* Requirements *
Write out the records word for word, with no pictures.

──────

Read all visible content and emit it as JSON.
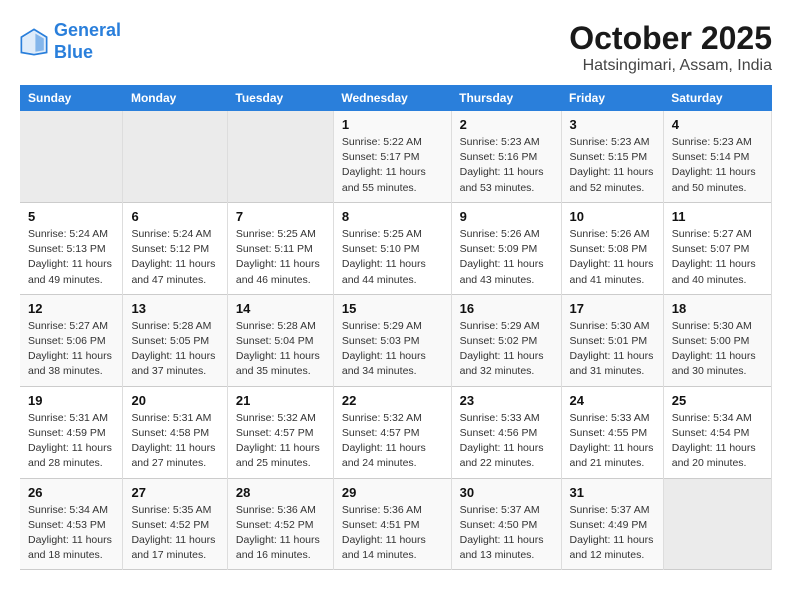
{
  "header": {
    "logo_line1": "General",
    "logo_line2": "Blue",
    "month": "October 2025",
    "location": "Hatsingimari, Assam, India"
  },
  "weekdays": [
    "Sunday",
    "Monday",
    "Tuesday",
    "Wednesday",
    "Thursday",
    "Friday",
    "Saturday"
  ],
  "weeks": [
    [
      {
        "day": "",
        "sunrise": "",
        "sunset": "",
        "daylight": ""
      },
      {
        "day": "",
        "sunrise": "",
        "sunset": "",
        "daylight": ""
      },
      {
        "day": "",
        "sunrise": "",
        "sunset": "",
        "daylight": ""
      },
      {
        "day": "1",
        "sunrise": "Sunrise: 5:22 AM",
        "sunset": "Sunset: 5:17 PM",
        "daylight": "Daylight: 11 hours and 55 minutes."
      },
      {
        "day": "2",
        "sunrise": "Sunrise: 5:23 AM",
        "sunset": "Sunset: 5:16 PM",
        "daylight": "Daylight: 11 hours and 53 minutes."
      },
      {
        "day": "3",
        "sunrise": "Sunrise: 5:23 AM",
        "sunset": "Sunset: 5:15 PM",
        "daylight": "Daylight: 11 hours and 52 minutes."
      },
      {
        "day": "4",
        "sunrise": "Sunrise: 5:23 AM",
        "sunset": "Sunset: 5:14 PM",
        "daylight": "Daylight: 11 hours and 50 minutes."
      }
    ],
    [
      {
        "day": "5",
        "sunrise": "Sunrise: 5:24 AM",
        "sunset": "Sunset: 5:13 PM",
        "daylight": "Daylight: 11 hours and 49 minutes."
      },
      {
        "day": "6",
        "sunrise": "Sunrise: 5:24 AM",
        "sunset": "Sunset: 5:12 PM",
        "daylight": "Daylight: 11 hours and 47 minutes."
      },
      {
        "day": "7",
        "sunrise": "Sunrise: 5:25 AM",
        "sunset": "Sunset: 5:11 PM",
        "daylight": "Daylight: 11 hours and 46 minutes."
      },
      {
        "day": "8",
        "sunrise": "Sunrise: 5:25 AM",
        "sunset": "Sunset: 5:10 PM",
        "daylight": "Daylight: 11 hours and 44 minutes."
      },
      {
        "day": "9",
        "sunrise": "Sunrise: 5:26 AM",
        "sunset": "Sunset: 5:09 PM",
        "daylight": "Daylight: 11 hours and 43 minutes."
      },
      {
        "day": "10",
        "sunrise": "Sunrise: 5:26 AM",
        "sunset": "Sunset: 5:08 PM",
        "daylight": "Daylight: 11 hours and 41 minutes."
      },
      {
        "day": "11",
        "sunrise": "Sunrise: 5:27 AM",
        "sunset": "Sunset: 5:07 PM",
        "daylight": "Daylight: 11 hours and 40 minutes."
      }
    ],
    [
      {
        "day": "12",
        "sunrise": "Sunrise: 5:27 AM",
        "sunset": "Sunset: 5:06 PM",
        "daylight": "Daylight: 11 hours and 38 minutes."
      },
      {
        "day": "13",
        "sunrise": "Sunrise: 5:28 AM",
        "sunset": "Sunset: 5:05 PM",
        "daylight": "Daylight: 11 hours and 37 minutes."
      },
      {
        "day": "14",
        "sunrise": "Sunrise: 5:28 AM",
        "sunset": "Sunset: 5:04 PM",
        "daylight": "Daylight: 11 hours and 35 minutes."
      },
      {
        "day": "15",
        "sunrise": "Sunrise: 5:29 AM",
        "sunset": "Sunset: 5:03 PM",
        "daylight": "Daylight: 11 hours and 34 minutes."
      },
      {
        "day": "16",
        "sunrise": "Sunrise: 5:29 AM",
        "sunset": "Sunset: 5:02 PM",
        "daylight": "Daylight: 11 hours and 32 minutes."
      },
      {
        "day": "17",
        "sunrise": "Sunrise: 5:30 AM",
        "sunset": "Sunset: 5:01 PM",
        "daylight": "Daylight: 11 hours and 31 minutes."
      },
      {
        "day": "18",
        "sunrise": "Sunrise: 5:30 AM",
        "sunset": "Sunset: 5:00 PM",
        "daylight": "Daylight: 11 hours and 30 minutes."
      }
    ],
    [
      {
        "day": "19",
        "sunrise": "Sunrise: 5:31 AM",
        "sunset": "Sunset: 4:59 PM",
        "daylight": "Daylight: 11 hours and 28 minutes."
      },
      {
        "day": "20",
        "sunrise": "Sunrise: 5:31 AM",
        "sunset": "Sunset: 4:58 PM",
        "daylight": "Daylight: 11 hours and 27 minutes."
      },
      {
        "day": "21",
        "sunrise": "Sunrise: 5:32 AM",
        "sunset": "Sunset: 4:57 PM",
        "daylight": "Daylight: 11 hours and 25 minutes."
      },
      {
        "day": "22",
        "sunrise": "Sunrise: 5:32 AM",
        "sunset": "Sunset: 4:57 PM",
        "daylight": "Daylight: 11 hours and 24 minutes."
      },
      {
        "day": "23",
        "sunrise": "Sunrise: 5:33 AM",
        "sunset": "Sunset: 4:56 PM",
        "daylight": "Daylight: 11 hours and 22 minutes."
      },
      {
        "day": "24",
        "sunrise": "Sunrise: 5:33 AM",
        "sunset": "Sunset: 4:55 PM",
        "daylight": "Daylight: 11 hours and 21 minutes."
      },
      {
        "day": "25",
        "sunrise": "Sunrise: 5:34 AM",
        "sunset": "Sunset: 4:54 PM",
        "daylight": "Daylight: 11 hours and 20 minutes."
      }
    ],
    [
      {
        "day": "26",
        "sunrise": "Sunrise: 5:34 AM",
        "sunset": "Sunset: 4:53 PM",
        "daylight": "Daylight: 11 hours and 18 minutes."
      },
      {
        "day": "27",
        "sunrise": "Sunrise: 5:35 AM",
        "sunset": "Sunset: 4:52 PM",
        "daylight": "Daylight: 11 hours and 17 minutes."
      },
      {
        "day": "28",
        "sunrise": "Sunrise: 5:36 AM",
        "sunset": "Sunset: 4:52 PM",
        "daylight": "Daylight: 11 hours and 16 minutes."
      },
      {
        "day": "29",
        "sunrise": "Sunrise: 5:36 AM",
        "sunset": "Sunset: 4:51 PM",
        "daylight": "Daylight: 11 hours and 14 minutes."
      },
      {
        "day": "30",
        "sunrise": "Sunrise: 5:37 AM",
        "sunset": "Sunset: 4:50 PM",
        "daylight": "Daylight: 11 hours and 13 minutes."
      },
      {
        "day": "31",
        "sunrise": "Sunrise: 5:37 AM",
        "sunset": "Sunset: 4:49 PM",
        "daylight": "Daylight: 11 hours and 12 minutes."
      },
      {
        "day": "",
        "sunrise": "",
        "sunset": "",
        "daylight": ""
      }
    ]
  ]
}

──────

* Correct result *
Read all visible content and emit it as JSON.
{
  "header": {
    "logo_line1": "General",
    "logo_line2": "Blue",
    "month": "October 2025",
    "location": "Hatsingimari, Assam, India"
  },
  "weekdays": [
    "Sunday",
    "Monday",
    "Tuesday",
    "Wednesday",
    "Thursday",
    "Friday",
    "Saturday"
  ],
  "weeks": [
    [
      {
        "day": "",
        "sunrise": "",
        "sunset": "",
        "daylight": ""
      },
      {
        "day": "",
        "sunrise": "",
        "sunset": "",
        "daylight": ""
      },
      {
        "day": "",
        "sunrise": "",
        "sunset": "",
        "daylight": ""
      },
      {
        "day": "1",
        "sunrise": "Sunrise: 5:22 AM",
        "sunset": "Sunset: 5:17 PM",
        "daylight": "Daylight: 11 hours and 55 minutes."
      },
      {
        "day": "2",
        "sunrise": "Sunrise: 5:23 AM",
        "sunset": "Sunset: 5:16 PM",
        "daylight": "Daylight: 11 hours and 53 minutes."
      },
      {
        "day": "3",
        "sunrise": "Sunrise: 5:23 AM",
        "sunset": "Sunset: 5:15 PM",
        "daylight": "Daylight: 11 hours and 52 minutes."
      },
      {
        "day": "4",
        "sunrise": "Sunrise: 5:23 AM",
        "sunset": "Sunset: 5:14 PM",
        "daylight": "Daylight: 11 hours and 50 minutes."
      }
    ],
    [
      {
        "day": "5",
        "sunrise": "Sunrise: 5:24 AM",
        "sunset": "Sunset: 5:13 PM",
        "daylight": "Daylight: 11 hours and 49 minutes."
      },
      {
        "day": "6",
        "sunrise": "Sunrise: 5:24 AM",
        "sunset": "Sunset: 5:12 PM",
        "daylight": "Daylight: 11 hours and 47 minutes."
      },
      {
        "day": "7",
        "sunrise": "Sunrise: 5:25 AM",
        "sunset": "Sunset: 5:11 PM",
        "daylight": "Daylight: 11 hours and 46 minutes."
      },
      {
        "day": "8",
        "sunrise": "Sunrise: 5:25 AM",
        "sunset": "Sunset: 5:10 PM",
        "daylight": "Daylight: 11 hours and 44 minutes."
      },
      {
        "day": "9",
        "sunrise": "Sunrise: 5:26 AM",
        "sunset": "Sunset: 5:09 PM",
        "daylight": "Daylight: 11 hours and 43 minutes."
      },
      {
        "day": "10",
        "sunrise": "Sunrise: 5:26 AM",
        "sunset": "Sunset: 5:08 PM",
        "daylight": "Daylight: 11 hours and 41 minutes."
      },
      {
        "day": "11",
        "sunrise": "Sunrise: 5:27 AM",
        "sunset": "Sunset: 5:07 PM",
        "daylight": "Daylight: 11 hours and 40 minutes."
      }
    ],
    [
      {
        "day": "12",
        "sunrise": "Sunrise: 5:27 AM",
        "sunset": "Sunset: 5:06 PM",
        "daylight": "Daylight: 11 hours and 38 minutes."
      },
      {
        "day": "13",
        "sunrise": "Sunrise: 5:28 AM",
        "sunset": "Sunset: 5:05 PM",
        "daylight": "Daylight: 11 hours and 37 minutes."
      },
      {
        "day": "14",
        "sunrise": "Sunrise: 5:28 AM",
        "sunset": "Sunset: 5:04 PM",
        "daylight": "Daylight: 11 hours and 35 minutes."
      },
      {
        "day": "15",
        "sunrise": "Sunrise: 5:29 AM",
        "sunset": "Sunset: 5:03 PM",
        "daylight": "Daylight: 11 hours and 34 minutes."
      },
      {
        "day": "16",
        "sunrise": "Sunrise: 5:29 AM",
        "sunset": "Sunset: 5:02 PM",
        "daylight": "Daylight: 11 hours and 32 minutes."
      },
      {
        "day": "17",
        "sunrise": "Sunrise: 5:30 AM",
        "sunset": "Sunset: 5:01 PM",
        "daylight": "Daylight: 11 hours and 31 minutes."
      },
      {
        "day": "18",
        "sunrise": "Sunrise: 5:30 AM",
        "sunset": "Sunset: 5:00 PM",
        "daylight": "Daylight: 11 hours and 30 minutes."
      }
    ],
    [
      {
        "day": "19",
        "sunrise": "Sunrise: 5:31 AM",
        "sunset": "Sunset: 4:59 PM",
        "daylight": "Daylight: 11 hours and 28 minutes."
      },
      {
        "day": "20",
        "sunrise": "Sunrise: 5:31 AM",
        "sunset": "Sunset: 4:58 PM",
        "daylight": "Daylight: 11 hours and 27 minutes."
      },
      {
        "day": "21",
        "sunrise": "Sunrise: 5:32 AM",
        "sunset": "Sunset: 4:57 PM",
        "daylight": "Daylight: 11 hours and 25 minutes."
      },
      {
        "day": "22",
        "sunrise": "Sunrise: 5:32 AM",
        "sunset": "Sunset: 4:57 PM",
        "daylight": "Daylight: 11 hours and 24 minutes."
      },
      {
        "day": "23",
        "sunrise": "Sunrise: 5:33 AM",
        "sunset": "Sunset: 4:56 PM",
        "daylight": "Daylight: 11 hours and 22 minutes."
      },
      {
        "day": "24",
        "sunrise": "Sunrise: 5:33 AM",
        "sunset": "Sunset: 4:55 PM",
        "daylight": "Daylight: 11 hours and 21 minutes."
      },
      {
        "day": "25",
        "sunrise": "Sunrise: 5:34 AM",
        "sunset": "Sunset: 4:54 PM",
        "daylight": "Daylight: 11 hours and 20 minutes."
      }
    ],
    [
      {
        "day": "26",
        "sunrise": "Sunrise: 5:34 AM",
        "sunset": "Sunset: 4:53 PM",
        "daylight": "Daylight: 11 hours and 18 minutes."
      },
      {
        "day": "27",
        "sunrise": "Sunrise: 5:35 AM",
        "sunset": "Sunset: 4:52 PM",
        "daylight": "Daylight: 11 hours and 17 minutes."
      },
      {
        "day": "28",
        "sunrise": "Sunrise: 5:36 AM",
        "sunset": "Sunset: 4:52 PM",
        "daylight": "Daylight: 11 hours and 16 minutes."
      },
      {
        "day": "29",
        "sunrise": "Sunrise: 5:36 AM",
        "sunset": "Sunset: 4:51 PM",
        "daylight": "Daylight: 11 hours and 14 minutes."
      },
      {
        "day": "30",
        "sunrise": "Sunrise: 5:37 AM",
        "sunset": "Sunset: 4:50 PM",
        "daylight": "Daylight: 11 hours and 13 minutes."
      },
      {
        "day": "31",
        "sunrise": "Sunrise: 5:37 AM",
        "sunset": "Sunset: 4:49 PM",
        "daylight": "Daylight: 11 hours and 12 minutes."
      },
      {
        "day": "",
        "sunrise": "",
        "sunset": "",
        "daylight": ""
      }
    ]
  ]
}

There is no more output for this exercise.